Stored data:
------------------------------------------------------------------------

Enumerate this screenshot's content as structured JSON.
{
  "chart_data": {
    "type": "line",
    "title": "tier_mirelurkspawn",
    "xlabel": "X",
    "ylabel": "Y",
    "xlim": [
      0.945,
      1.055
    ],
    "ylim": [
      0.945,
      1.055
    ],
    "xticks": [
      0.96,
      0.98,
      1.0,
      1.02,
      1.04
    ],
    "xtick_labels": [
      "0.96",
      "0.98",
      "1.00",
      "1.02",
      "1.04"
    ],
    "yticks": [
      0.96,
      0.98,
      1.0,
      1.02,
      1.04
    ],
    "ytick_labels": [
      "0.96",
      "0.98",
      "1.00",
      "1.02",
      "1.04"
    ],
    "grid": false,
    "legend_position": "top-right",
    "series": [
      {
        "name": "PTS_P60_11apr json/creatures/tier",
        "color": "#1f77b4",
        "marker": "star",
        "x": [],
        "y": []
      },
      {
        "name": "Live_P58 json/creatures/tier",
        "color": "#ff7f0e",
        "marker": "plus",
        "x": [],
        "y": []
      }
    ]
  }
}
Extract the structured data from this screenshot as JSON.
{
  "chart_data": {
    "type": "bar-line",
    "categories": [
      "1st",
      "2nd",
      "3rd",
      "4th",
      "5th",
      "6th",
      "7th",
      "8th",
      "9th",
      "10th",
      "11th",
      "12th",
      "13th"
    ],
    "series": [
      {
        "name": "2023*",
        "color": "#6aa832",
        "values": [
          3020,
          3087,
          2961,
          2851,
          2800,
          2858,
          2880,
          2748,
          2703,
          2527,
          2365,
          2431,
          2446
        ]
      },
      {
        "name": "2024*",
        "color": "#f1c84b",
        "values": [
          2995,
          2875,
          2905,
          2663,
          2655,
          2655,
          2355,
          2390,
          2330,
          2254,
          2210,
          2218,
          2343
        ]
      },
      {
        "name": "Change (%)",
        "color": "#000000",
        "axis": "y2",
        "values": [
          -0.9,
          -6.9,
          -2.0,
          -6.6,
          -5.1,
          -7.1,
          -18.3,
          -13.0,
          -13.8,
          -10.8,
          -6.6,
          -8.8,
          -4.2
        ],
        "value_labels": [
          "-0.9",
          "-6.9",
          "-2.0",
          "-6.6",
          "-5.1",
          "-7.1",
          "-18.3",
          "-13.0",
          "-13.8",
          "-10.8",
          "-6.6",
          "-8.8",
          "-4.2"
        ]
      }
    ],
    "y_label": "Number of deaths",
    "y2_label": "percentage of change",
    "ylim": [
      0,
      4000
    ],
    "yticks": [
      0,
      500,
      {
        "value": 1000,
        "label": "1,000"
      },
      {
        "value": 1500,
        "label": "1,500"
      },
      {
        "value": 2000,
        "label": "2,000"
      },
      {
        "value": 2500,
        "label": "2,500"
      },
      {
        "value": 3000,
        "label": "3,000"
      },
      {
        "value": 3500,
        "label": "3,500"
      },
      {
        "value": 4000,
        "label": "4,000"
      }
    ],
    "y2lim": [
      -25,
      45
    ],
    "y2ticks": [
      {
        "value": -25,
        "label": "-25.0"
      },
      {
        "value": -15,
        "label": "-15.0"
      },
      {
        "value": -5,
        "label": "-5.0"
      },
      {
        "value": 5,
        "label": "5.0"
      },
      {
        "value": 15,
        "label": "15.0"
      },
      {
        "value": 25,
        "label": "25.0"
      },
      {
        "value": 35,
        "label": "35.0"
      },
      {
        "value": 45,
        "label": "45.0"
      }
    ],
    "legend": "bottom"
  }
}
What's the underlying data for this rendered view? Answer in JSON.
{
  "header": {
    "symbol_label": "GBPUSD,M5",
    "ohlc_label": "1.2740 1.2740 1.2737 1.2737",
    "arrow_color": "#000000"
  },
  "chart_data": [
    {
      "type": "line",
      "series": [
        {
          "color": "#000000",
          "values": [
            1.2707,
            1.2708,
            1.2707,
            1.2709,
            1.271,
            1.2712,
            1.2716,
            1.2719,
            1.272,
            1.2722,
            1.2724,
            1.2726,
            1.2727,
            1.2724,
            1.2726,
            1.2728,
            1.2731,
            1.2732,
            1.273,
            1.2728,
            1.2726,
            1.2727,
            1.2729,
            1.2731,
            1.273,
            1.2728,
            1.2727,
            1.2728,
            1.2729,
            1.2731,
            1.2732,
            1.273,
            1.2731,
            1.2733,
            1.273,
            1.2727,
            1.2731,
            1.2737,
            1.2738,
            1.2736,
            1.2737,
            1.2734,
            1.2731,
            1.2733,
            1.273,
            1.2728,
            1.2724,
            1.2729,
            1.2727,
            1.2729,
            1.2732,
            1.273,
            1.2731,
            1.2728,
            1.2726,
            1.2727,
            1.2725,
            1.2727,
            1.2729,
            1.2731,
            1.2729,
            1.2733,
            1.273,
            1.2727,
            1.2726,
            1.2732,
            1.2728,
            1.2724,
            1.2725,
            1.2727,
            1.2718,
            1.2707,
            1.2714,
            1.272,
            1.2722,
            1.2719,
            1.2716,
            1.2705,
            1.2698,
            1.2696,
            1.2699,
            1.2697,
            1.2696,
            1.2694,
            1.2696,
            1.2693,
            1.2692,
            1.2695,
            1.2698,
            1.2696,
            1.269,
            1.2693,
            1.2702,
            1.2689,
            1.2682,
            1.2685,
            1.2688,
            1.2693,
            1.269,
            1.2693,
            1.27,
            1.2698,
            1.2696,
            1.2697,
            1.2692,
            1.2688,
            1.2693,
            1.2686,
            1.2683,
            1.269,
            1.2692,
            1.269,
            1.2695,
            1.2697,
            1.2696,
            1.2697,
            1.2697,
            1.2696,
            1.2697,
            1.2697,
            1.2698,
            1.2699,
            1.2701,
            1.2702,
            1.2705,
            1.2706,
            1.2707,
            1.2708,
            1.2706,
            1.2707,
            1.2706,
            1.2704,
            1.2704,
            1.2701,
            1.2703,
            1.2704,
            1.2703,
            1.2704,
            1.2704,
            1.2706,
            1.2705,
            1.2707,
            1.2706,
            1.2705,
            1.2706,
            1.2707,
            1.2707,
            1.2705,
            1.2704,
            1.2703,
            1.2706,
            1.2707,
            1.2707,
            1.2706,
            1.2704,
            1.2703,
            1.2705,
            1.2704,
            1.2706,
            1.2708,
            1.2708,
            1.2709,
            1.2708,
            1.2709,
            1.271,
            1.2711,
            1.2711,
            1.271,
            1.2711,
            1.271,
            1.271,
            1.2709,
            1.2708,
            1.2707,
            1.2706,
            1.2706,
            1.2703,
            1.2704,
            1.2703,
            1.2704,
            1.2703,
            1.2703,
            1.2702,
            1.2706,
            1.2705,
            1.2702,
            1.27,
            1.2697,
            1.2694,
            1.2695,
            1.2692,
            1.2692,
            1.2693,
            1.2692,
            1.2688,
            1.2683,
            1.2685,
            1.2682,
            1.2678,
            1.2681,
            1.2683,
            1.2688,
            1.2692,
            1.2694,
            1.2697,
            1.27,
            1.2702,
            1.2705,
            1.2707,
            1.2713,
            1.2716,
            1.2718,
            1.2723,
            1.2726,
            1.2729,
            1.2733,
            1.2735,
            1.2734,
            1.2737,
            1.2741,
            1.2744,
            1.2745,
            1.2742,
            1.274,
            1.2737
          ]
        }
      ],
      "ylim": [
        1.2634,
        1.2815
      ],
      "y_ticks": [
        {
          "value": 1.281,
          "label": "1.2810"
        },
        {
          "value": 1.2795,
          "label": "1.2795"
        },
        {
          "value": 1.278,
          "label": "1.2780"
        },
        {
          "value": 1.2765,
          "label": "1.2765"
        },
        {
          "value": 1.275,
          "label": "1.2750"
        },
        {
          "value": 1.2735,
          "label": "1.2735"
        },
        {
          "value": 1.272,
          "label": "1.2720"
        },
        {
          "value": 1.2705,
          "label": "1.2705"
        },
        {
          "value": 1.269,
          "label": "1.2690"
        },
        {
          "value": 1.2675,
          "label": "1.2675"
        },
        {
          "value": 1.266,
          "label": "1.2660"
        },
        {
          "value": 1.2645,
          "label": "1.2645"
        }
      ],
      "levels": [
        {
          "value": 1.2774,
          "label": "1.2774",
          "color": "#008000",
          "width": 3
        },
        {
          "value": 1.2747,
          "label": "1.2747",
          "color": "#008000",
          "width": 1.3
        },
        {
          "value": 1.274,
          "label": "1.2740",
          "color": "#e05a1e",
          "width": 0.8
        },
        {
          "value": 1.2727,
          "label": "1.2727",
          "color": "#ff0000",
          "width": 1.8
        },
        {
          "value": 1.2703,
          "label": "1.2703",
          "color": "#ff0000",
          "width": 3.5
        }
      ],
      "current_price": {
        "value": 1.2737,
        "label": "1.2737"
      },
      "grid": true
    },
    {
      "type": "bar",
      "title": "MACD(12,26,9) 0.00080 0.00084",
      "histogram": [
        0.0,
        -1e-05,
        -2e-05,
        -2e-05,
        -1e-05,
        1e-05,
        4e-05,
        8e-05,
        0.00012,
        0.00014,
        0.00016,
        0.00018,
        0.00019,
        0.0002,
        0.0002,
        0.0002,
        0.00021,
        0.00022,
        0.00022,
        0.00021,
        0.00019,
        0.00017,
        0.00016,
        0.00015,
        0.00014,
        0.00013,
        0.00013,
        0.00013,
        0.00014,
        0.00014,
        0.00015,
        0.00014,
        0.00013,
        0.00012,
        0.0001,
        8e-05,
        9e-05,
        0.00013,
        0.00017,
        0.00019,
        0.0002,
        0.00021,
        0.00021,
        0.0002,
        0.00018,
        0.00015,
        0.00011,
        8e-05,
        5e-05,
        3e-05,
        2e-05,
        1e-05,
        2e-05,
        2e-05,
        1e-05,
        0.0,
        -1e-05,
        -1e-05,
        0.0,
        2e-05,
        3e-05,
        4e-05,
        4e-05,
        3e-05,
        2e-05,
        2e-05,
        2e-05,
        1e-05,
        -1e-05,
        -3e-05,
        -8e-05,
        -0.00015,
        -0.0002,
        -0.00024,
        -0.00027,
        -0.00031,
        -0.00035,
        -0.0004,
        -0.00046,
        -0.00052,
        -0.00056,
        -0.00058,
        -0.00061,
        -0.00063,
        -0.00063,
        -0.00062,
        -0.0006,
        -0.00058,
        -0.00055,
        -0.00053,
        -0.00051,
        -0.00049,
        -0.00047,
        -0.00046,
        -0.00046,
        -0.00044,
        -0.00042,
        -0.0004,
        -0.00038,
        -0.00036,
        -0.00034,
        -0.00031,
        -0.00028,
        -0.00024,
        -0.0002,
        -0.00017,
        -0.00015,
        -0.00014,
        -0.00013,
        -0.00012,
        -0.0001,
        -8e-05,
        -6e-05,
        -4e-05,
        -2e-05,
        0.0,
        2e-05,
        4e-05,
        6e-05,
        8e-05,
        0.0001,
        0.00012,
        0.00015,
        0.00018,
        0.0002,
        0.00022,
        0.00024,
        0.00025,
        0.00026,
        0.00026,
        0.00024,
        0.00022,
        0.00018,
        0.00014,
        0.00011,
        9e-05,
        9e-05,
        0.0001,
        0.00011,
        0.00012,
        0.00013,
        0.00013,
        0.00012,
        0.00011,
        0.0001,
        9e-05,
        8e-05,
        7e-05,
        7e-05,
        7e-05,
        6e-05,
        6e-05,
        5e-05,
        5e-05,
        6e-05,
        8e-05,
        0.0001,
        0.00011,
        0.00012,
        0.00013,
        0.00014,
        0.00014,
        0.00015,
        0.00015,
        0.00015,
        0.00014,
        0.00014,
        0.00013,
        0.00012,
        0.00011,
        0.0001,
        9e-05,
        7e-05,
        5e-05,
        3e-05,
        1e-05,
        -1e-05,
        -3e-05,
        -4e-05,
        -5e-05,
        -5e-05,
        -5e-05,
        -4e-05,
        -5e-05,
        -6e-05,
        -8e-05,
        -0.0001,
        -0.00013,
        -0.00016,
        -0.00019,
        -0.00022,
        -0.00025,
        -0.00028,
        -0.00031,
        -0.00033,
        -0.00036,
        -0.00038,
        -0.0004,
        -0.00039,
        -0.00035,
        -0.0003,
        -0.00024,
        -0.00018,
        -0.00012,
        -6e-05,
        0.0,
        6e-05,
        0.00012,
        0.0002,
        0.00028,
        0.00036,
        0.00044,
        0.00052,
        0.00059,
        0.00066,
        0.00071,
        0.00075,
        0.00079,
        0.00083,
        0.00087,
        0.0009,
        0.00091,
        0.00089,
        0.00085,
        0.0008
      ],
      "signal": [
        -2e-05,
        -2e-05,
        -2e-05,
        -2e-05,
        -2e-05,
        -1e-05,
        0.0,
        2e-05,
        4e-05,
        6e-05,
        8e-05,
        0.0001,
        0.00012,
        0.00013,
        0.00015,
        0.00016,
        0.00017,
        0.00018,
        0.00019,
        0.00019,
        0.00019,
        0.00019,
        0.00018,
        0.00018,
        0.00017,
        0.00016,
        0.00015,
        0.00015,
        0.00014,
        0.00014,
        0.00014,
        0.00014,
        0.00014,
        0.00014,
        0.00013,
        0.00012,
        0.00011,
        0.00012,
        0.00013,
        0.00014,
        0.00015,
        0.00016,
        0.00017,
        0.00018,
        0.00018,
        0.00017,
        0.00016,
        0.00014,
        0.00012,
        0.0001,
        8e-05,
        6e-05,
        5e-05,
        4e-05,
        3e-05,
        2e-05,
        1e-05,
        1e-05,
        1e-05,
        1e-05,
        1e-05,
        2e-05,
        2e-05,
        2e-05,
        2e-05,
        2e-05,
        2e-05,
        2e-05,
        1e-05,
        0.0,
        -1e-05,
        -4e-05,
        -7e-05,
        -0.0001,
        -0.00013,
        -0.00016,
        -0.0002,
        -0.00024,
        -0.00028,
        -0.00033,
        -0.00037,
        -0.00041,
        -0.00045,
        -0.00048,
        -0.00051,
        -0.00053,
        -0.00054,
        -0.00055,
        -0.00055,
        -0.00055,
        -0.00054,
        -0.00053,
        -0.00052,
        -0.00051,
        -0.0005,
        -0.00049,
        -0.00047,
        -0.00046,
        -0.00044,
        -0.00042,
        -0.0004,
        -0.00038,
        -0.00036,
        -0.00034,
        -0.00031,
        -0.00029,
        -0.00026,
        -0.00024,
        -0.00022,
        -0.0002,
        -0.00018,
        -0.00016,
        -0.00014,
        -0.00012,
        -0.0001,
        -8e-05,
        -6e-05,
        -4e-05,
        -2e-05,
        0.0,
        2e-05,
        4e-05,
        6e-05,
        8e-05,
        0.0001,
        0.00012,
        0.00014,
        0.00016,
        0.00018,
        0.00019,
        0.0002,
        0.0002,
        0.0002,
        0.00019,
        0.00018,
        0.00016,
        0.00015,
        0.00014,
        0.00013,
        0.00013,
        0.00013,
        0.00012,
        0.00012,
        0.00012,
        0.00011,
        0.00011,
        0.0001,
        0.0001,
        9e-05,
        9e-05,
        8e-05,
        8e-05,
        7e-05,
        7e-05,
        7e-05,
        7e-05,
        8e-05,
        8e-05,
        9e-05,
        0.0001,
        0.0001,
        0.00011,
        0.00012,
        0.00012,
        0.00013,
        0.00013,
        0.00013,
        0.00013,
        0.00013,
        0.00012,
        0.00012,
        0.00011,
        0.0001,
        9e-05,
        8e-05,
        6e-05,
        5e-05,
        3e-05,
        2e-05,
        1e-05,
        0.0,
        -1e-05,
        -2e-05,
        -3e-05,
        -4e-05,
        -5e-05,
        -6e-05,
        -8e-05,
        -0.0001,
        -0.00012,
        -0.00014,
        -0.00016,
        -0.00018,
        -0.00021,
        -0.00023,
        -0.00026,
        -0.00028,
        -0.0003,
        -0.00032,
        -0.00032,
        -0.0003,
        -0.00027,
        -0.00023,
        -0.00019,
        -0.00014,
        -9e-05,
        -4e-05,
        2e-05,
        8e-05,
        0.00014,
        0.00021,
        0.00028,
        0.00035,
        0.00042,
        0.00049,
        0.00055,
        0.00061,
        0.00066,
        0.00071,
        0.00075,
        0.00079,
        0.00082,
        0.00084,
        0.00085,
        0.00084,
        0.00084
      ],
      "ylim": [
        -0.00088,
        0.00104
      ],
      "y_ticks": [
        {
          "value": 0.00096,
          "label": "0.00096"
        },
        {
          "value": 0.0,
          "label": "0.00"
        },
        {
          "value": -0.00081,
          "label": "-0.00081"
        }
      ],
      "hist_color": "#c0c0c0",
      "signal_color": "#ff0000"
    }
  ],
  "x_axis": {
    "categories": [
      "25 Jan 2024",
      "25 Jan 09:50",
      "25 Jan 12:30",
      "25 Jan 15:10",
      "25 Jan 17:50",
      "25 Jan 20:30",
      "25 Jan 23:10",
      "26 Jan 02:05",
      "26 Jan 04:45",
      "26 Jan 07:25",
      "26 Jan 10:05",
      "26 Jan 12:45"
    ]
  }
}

------------------------------------------------------------------------

Problem statement: Within the records, how many lines include "width"? The answer is the number and nothing else.

Response: 5